» **Data to process**:
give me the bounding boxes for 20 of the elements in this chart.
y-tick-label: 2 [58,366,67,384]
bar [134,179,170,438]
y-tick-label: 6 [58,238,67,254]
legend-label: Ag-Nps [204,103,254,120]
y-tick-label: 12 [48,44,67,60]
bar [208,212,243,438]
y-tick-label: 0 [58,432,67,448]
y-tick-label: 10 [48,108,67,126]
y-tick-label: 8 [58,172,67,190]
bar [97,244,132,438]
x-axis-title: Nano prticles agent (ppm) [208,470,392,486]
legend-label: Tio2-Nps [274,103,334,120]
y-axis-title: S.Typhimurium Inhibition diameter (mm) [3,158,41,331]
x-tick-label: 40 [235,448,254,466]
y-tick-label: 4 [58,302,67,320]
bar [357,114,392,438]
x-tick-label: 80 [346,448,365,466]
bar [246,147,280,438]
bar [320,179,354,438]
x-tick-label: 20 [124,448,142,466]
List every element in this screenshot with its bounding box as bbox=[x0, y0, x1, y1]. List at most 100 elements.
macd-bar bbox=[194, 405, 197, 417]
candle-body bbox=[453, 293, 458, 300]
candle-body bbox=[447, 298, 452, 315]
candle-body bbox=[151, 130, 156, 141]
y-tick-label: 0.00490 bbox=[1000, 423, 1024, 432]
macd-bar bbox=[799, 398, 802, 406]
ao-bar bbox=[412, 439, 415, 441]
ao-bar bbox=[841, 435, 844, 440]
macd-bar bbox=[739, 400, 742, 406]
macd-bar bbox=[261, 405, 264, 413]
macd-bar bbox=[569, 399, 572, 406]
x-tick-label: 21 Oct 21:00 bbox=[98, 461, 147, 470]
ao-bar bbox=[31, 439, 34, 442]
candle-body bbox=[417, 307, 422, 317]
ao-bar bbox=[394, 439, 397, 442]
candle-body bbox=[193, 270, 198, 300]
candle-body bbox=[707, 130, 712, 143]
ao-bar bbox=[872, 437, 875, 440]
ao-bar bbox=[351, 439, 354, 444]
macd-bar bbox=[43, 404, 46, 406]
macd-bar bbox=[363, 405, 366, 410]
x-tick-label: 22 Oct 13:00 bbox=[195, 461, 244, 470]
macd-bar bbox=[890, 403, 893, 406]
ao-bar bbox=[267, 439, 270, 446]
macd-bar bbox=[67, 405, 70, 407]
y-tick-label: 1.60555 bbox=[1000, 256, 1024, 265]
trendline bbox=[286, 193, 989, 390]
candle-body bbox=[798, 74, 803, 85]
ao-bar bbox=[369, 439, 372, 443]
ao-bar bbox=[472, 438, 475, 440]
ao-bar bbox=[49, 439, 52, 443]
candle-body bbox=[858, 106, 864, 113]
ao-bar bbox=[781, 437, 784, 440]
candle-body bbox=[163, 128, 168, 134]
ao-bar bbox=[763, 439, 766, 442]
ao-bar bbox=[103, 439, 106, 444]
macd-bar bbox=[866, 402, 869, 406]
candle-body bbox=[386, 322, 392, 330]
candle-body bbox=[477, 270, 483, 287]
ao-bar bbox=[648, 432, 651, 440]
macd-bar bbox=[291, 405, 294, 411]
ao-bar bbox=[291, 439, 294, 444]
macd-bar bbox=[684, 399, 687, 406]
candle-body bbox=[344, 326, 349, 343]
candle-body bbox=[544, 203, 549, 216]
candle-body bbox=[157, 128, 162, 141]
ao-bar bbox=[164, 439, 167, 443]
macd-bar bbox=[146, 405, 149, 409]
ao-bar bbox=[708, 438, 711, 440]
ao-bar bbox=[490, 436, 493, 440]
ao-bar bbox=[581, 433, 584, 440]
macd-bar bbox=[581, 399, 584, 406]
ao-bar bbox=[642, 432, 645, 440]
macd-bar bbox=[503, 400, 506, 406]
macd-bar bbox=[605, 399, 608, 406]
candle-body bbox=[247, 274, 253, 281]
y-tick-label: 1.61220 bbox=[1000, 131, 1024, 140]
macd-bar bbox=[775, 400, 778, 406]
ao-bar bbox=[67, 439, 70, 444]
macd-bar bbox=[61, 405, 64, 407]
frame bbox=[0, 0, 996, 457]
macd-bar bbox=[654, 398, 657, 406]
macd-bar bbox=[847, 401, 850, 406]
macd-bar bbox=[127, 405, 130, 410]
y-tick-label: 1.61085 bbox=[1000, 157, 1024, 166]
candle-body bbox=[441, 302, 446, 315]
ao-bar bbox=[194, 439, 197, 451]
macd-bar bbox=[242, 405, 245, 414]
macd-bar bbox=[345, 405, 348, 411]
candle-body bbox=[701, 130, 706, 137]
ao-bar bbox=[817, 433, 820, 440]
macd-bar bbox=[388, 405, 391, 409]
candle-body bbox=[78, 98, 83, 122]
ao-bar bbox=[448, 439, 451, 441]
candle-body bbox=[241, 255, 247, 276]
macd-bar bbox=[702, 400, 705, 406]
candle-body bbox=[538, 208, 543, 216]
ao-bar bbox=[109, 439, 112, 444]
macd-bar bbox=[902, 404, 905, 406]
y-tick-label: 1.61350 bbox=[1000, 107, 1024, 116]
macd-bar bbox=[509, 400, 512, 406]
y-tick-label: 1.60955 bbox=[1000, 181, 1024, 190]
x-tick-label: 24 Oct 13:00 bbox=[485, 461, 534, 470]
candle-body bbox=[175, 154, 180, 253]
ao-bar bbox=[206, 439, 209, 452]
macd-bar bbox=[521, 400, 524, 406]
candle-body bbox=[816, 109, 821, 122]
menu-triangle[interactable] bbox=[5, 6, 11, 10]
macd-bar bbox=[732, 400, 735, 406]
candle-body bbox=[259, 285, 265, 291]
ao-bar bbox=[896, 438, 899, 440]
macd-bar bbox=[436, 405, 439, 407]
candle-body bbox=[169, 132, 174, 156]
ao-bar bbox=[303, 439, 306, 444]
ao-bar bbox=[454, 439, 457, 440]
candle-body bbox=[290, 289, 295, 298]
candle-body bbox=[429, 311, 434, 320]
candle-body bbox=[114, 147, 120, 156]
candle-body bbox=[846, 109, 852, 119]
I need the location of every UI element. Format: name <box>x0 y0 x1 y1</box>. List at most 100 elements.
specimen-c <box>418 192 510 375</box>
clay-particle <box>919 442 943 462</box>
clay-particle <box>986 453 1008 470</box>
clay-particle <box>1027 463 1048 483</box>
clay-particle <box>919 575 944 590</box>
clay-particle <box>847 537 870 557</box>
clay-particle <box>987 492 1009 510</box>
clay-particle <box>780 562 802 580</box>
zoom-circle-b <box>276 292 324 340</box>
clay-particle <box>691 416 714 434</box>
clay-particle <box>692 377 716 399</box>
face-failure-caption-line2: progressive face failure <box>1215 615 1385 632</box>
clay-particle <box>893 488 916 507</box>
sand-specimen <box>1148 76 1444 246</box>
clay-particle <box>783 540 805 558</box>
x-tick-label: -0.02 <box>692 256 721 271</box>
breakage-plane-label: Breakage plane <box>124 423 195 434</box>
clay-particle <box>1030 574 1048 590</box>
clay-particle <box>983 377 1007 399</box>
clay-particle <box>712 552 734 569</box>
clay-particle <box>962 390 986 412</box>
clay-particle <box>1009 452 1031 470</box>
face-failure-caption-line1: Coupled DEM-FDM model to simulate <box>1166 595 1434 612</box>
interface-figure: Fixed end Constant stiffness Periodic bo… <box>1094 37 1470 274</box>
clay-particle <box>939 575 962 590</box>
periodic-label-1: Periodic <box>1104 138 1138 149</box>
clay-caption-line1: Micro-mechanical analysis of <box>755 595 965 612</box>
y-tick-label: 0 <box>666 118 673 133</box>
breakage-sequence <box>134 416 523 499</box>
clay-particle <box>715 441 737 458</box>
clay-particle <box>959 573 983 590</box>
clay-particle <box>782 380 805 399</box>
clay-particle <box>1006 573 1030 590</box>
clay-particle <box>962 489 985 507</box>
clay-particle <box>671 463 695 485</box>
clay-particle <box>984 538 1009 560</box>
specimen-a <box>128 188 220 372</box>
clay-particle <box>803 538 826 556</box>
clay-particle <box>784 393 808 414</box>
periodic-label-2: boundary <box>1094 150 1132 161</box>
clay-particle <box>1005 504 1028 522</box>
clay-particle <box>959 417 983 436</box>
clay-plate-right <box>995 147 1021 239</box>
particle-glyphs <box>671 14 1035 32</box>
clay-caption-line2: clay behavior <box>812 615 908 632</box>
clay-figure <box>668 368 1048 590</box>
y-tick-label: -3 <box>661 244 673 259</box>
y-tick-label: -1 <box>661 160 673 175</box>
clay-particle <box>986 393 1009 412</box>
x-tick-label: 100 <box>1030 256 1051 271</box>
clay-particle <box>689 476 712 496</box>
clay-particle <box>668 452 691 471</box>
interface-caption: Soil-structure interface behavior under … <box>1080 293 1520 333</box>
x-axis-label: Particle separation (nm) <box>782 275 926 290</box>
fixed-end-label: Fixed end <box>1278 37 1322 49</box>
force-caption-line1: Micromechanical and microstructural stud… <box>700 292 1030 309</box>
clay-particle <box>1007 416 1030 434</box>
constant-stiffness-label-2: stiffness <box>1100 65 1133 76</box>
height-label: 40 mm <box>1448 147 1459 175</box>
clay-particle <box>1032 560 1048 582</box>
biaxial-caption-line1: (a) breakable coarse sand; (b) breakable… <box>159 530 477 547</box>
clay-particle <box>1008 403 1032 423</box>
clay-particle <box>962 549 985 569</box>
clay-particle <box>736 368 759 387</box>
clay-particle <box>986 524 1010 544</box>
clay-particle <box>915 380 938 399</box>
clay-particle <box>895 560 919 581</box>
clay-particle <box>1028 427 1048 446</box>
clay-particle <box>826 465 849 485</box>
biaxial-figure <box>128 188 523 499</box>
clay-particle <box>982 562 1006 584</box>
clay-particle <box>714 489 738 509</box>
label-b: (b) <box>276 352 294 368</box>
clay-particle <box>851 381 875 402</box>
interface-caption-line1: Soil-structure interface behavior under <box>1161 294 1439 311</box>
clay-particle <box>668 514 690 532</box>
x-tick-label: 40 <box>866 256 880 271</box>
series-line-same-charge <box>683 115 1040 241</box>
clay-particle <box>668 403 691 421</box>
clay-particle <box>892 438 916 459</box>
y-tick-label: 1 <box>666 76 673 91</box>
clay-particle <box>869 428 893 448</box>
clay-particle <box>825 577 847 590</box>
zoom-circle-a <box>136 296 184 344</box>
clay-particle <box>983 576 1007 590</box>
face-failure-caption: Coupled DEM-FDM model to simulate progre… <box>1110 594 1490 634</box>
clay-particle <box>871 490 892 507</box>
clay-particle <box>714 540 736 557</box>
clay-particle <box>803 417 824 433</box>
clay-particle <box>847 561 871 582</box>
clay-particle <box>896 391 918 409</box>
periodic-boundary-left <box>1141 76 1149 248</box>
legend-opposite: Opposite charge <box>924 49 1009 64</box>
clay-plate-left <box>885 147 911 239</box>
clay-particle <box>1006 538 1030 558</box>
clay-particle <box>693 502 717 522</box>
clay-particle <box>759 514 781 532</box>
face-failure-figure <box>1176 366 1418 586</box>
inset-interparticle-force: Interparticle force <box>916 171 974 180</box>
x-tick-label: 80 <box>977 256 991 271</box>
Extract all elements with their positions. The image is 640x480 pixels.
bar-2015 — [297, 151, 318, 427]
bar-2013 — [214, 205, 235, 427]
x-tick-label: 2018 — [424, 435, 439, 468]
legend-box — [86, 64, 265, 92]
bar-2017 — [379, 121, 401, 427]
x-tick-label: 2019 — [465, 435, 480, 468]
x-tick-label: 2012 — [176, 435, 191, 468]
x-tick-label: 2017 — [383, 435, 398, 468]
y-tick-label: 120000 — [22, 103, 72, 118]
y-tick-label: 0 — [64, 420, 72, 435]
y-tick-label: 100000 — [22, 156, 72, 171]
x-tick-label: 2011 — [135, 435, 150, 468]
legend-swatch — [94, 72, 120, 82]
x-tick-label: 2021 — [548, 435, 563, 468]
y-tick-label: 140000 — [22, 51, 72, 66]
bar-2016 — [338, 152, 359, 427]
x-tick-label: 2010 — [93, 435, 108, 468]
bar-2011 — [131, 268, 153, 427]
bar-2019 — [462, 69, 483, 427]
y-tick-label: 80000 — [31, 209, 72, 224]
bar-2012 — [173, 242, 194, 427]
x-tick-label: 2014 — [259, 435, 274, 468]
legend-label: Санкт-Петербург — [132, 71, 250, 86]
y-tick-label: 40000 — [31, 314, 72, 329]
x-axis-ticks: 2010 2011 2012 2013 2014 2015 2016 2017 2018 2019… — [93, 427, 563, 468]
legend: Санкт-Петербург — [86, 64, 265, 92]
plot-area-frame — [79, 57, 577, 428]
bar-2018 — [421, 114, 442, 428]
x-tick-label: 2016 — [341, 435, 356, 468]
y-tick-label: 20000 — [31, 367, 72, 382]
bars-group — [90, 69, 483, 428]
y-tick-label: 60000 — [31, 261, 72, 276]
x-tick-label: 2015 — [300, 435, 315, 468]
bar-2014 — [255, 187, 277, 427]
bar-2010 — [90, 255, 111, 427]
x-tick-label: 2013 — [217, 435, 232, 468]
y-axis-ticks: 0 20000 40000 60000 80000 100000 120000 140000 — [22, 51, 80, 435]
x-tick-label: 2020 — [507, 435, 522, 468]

» **Exercise**:
Copy the records word for word, from the first line through the line containing "x-axis-title: Nano prticles", including both.

» **Finished exercise**:
give me the bounding boxes for 20 of the elements in this chart.
y-tick-label: 2 [58,366,67,384]
bar [134,179,170,438]
y-tick-label: 6 [58,238,67,254]
legend-label: Ag-Nps [204,103,254,120]
y-tick-label: 12 [48,44,67,60]
bar [208,212,243,438]
y-tick-label: 0 [58,432,67,448]
y-tick-label: 10 [48,108,67,126]
y-tick-label: 8 [58,172,67,190]
bar [97,244,132,438]
x-axis-title: Nano prticles agent (ppm) [208,470,392,486]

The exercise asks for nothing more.